Dataset listings of figures
+--

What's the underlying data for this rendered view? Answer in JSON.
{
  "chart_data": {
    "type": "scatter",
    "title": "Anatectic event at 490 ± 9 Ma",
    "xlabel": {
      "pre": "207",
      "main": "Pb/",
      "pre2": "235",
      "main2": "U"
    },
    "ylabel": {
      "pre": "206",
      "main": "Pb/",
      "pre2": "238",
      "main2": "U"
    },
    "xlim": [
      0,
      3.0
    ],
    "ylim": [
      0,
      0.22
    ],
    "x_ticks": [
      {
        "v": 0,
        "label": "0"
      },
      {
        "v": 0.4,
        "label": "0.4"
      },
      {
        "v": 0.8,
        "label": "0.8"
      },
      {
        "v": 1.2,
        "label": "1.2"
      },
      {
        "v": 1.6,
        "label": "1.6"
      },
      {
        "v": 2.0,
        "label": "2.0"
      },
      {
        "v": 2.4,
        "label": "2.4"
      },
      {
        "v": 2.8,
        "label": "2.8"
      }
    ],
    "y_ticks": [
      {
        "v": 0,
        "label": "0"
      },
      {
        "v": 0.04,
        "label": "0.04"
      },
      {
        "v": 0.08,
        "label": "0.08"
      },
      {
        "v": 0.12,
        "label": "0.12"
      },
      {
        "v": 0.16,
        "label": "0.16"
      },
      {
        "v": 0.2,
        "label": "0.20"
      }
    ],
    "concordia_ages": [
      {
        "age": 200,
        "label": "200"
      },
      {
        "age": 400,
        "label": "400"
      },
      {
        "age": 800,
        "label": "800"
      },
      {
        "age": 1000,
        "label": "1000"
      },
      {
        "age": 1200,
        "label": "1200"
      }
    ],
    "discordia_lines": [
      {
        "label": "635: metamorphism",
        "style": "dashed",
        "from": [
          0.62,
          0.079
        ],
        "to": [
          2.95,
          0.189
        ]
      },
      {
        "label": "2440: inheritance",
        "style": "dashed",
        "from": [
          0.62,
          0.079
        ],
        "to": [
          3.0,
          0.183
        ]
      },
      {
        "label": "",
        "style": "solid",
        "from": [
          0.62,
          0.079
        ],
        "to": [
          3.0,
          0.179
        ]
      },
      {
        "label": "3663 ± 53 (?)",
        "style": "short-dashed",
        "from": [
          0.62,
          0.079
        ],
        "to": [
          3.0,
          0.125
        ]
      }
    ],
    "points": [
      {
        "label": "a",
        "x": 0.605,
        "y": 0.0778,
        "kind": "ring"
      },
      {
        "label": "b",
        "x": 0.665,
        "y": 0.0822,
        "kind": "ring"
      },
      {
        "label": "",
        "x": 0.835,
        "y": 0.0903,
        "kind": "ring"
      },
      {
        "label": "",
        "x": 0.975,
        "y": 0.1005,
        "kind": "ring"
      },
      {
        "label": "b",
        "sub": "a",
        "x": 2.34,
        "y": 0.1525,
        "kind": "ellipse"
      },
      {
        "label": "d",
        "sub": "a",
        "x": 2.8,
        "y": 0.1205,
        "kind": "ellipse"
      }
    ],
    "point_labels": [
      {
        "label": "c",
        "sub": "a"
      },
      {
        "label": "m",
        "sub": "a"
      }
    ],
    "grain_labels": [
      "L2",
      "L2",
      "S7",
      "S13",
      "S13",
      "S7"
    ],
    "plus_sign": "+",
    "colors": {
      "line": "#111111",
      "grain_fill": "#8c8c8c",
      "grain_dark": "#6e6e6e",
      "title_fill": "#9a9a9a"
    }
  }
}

+--

= TASK BRIEF =
Above are some records; extract every one of them exactly.

= ANSWER TO THIS TASK =
What's the underlying data for this rendered view? Answer in JSON.
{
  "chart_data": {
    "type": "scatter",
    "title": "Anatectic event at 490 ± 9 Ma",
    "xlabel": {
      "pre": "207",
      "main": "Pb/",
      "pre2": "235",
      "main2": "U"
    },
    "ylabel": {
      "pre": "206",
      "main": "Pb/",
      "pre2": "238",
      "main2": "U"
    },
    "xlim": [
      0,
      3.0
    ],
    "ylim": [
      0,
      0.22
    ],
    "x_ticks": [
      {
        "v": 0,
        "label": "0"
      },
      {
        "v": 0.4,
        "label": "0.4"
      },
      {
        "v": 0.8,
        "label": "0.8"
      },
      {
        "v": 1.2,
        "label": "1.2"
      },
      {
        "v": 1.6,
        "label": "1.6"
      },
      {
        "v": 2.0,
        "label": "2.0"
      },
      {
        "v": 2.4,
        "label": "2.4"
      },
      {
        "v": 2.8,
        "label": "2.8"
      }
    ],
    "y_ticks": [
      {
        "v": 0,
        "label": "0"
      },
      {
        "v": 0.04,
        "label": "0.04"
      },
      {
        "v": 0.08,
        "label": "0.08"
      },
      {
        "v": 0.12,
        "label": "0.12"
      },
      {
        "v": 0.16,
        "label": "0.16"
      },
      {
        "v": 0.2,
        "label": "0.20"
      }
    ],
    "concordia_ages": [
      {
        "age": 200,
        "label": "200"
      },
      {
        "age": 400,
        "label": "400"
      },
      {
        "age": 800,
        "label": "800"
      },
      {
        "age": 1000,
        "label": "1000"
      },
      {
        "age": 1200,
        "label": "1200"
      }
    ],
    "discordia_lines": [
      {
        "label": "635: metamorphism",
        "style": "dashed",
        "from": [
          0.62,
          0.079
        ],
        "to": [
          2.95,
          0.189
        ]
      },
      {
        "label": "2440: inheritance",
        "style": "dashed",
        "from": [
          0.62,
          0.079
        ],
        "to": [
          3.0,
          0.183
        ]
      },
      {
        "label": "",
        "style": "solid",
        "from": [
          0.62,
          0.079
        ],
        "to": [
          3.0,
          0.179
        ]
      },
      {
        "label": "3663 ± 53 (?)",
        "style": "short-dashed",
        "from": [
          0.62,
          0.079
        ],
        "to": [
          3.0,
          0.125
        ]
      }
    ],
    "points": [
      {
        "label": "a",
        "x": 0.605,
        "y": 0.0778,
        "kind": "ring"
      },
      {
        "label": "b",
        "x": 0.665,
        "y": 0.0822,
        "kind": "ring"
      },
      {
        "label": "",
        "x": 0.835,
        "y": 0.0903,
        "kind": "ring"
      },
      {
        "label": "",
        "x": 0.975,
        "y": 0.1005,
        "kind": "ring"
      },
      {
        "label": "b",
        "sub": "a",
        "x": 2.34,
        "y": 0.1525,
        "kind": "ellipse"
      },
      {
        "label": "d",
        "sub": "a",
        "x": 2.8,
        "y": 0.1205,
        "kind": "ellipse"
      }
    ],
    "point_labels": [
      {
        "label": "c",
        "sub": "a"
      },
      {
        "label": "m",
        "sub": "a"
      }
    ],
    "grain_labels": [
      "L2",
      "L2",
      "S7",
      "S13",
      "S13",
      "S7"
    ],
    "plus_sign": "+",
    "colors": {
      "line": "#111111",
      "grain_fill": "#8c8c8c",
      "grain_dark": "#6e6e6e",
      "title_fill": "#9a9a9a"
    }
  }
}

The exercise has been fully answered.